Supplied records Block Start

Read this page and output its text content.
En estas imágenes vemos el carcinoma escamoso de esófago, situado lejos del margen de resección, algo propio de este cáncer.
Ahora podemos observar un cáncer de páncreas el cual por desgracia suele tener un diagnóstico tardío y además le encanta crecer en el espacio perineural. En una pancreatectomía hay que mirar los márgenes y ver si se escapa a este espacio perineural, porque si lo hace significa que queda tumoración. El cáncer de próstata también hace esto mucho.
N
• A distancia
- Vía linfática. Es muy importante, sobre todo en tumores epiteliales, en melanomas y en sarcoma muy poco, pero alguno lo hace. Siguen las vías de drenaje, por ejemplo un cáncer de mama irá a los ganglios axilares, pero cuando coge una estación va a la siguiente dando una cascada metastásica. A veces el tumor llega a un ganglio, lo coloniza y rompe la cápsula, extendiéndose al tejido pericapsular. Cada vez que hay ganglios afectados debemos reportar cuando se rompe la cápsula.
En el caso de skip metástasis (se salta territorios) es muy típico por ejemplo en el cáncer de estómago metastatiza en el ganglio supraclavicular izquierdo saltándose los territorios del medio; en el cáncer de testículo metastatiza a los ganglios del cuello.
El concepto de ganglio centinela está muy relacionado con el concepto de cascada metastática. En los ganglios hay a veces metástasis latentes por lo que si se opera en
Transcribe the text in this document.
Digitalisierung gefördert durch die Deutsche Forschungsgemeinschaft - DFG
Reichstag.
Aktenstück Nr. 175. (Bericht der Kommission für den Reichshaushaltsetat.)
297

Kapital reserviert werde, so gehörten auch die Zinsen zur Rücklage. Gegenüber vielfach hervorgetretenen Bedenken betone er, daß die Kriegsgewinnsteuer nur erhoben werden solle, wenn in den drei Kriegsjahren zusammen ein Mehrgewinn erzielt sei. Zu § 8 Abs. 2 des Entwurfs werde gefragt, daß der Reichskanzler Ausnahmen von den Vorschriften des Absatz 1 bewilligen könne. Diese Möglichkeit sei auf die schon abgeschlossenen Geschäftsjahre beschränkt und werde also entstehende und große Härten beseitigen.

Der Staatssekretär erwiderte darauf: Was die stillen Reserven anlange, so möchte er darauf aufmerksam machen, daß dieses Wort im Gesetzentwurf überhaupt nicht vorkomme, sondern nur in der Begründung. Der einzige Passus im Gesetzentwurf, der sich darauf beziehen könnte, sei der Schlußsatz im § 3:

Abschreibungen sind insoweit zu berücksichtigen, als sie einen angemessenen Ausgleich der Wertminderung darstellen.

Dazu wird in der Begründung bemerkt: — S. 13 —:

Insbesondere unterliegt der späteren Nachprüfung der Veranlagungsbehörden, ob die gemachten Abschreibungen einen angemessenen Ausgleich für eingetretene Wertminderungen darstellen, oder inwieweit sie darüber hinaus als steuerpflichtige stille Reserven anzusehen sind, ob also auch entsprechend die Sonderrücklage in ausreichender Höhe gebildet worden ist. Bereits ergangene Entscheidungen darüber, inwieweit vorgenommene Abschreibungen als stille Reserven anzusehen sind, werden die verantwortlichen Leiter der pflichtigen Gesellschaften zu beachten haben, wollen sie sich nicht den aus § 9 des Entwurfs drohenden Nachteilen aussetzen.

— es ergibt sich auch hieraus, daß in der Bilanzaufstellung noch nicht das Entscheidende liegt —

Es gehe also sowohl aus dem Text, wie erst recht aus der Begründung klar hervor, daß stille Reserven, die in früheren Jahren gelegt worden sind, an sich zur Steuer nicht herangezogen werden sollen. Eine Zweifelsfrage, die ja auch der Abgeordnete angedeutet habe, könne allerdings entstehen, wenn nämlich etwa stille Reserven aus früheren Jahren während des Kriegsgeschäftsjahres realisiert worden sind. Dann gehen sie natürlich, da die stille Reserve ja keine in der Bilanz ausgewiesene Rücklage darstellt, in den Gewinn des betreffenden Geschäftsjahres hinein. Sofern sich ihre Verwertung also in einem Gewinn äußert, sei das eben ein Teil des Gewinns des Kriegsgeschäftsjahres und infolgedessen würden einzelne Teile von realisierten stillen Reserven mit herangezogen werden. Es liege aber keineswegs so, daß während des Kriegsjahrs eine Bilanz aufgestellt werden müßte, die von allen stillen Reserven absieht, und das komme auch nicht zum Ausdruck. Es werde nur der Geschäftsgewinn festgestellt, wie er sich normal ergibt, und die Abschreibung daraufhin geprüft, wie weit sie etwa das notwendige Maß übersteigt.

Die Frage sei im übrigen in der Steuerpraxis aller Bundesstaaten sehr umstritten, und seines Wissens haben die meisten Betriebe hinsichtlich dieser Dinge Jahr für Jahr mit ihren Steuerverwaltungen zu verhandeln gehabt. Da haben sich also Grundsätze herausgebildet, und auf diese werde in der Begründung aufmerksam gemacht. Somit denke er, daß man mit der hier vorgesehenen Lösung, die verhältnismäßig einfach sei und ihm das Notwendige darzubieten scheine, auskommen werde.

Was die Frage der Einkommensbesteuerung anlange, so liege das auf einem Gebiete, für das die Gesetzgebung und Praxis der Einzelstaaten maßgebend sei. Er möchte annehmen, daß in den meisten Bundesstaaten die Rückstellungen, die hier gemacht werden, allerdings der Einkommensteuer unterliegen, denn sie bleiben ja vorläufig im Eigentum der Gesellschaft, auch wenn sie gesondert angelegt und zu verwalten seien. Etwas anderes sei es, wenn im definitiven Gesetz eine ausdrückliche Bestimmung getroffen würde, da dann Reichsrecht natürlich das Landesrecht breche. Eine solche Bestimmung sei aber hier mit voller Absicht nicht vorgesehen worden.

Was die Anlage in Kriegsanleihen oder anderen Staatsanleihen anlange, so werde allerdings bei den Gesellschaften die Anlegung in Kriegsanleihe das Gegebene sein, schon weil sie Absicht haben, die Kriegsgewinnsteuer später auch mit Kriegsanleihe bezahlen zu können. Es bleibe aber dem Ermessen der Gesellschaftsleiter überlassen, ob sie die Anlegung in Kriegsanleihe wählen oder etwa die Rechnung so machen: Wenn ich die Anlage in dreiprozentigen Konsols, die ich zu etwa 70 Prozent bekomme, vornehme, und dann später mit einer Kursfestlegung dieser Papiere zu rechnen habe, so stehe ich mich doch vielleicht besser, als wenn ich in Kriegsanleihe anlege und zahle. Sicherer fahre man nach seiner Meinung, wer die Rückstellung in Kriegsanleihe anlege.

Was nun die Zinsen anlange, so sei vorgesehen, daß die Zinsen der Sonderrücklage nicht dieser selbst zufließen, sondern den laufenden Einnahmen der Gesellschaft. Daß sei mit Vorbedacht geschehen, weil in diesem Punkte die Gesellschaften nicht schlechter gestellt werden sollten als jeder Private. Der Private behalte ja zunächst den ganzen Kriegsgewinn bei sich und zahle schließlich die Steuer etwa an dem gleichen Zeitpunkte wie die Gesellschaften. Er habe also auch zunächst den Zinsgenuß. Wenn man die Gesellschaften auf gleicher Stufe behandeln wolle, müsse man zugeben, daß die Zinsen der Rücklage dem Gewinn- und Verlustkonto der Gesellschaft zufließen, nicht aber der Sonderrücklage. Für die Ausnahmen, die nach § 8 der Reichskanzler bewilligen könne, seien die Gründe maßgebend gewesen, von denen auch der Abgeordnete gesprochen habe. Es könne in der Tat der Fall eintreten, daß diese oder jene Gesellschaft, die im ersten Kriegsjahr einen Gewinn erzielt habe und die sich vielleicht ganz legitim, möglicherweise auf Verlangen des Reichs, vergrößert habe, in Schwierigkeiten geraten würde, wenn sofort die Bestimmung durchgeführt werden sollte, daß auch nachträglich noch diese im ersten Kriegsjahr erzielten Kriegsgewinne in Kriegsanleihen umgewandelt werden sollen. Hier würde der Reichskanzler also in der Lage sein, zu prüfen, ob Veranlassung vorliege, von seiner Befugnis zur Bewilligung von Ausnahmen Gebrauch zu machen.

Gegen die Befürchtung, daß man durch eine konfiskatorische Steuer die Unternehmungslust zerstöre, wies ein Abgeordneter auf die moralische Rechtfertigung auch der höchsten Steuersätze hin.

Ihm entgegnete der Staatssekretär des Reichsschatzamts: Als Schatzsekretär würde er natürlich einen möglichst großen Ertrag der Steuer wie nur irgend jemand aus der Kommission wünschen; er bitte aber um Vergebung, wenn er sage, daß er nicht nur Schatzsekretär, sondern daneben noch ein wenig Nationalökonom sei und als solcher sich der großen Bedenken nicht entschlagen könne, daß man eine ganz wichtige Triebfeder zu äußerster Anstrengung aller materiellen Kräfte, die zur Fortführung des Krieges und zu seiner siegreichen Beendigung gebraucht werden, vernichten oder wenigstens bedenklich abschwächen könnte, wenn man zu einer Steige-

Supplied records Block End

Exercise aim: What lines in the entries contain "this"? Report each one by copying it.

Worked solution:
Read this page and output its text content.
Transcribe the text in this document.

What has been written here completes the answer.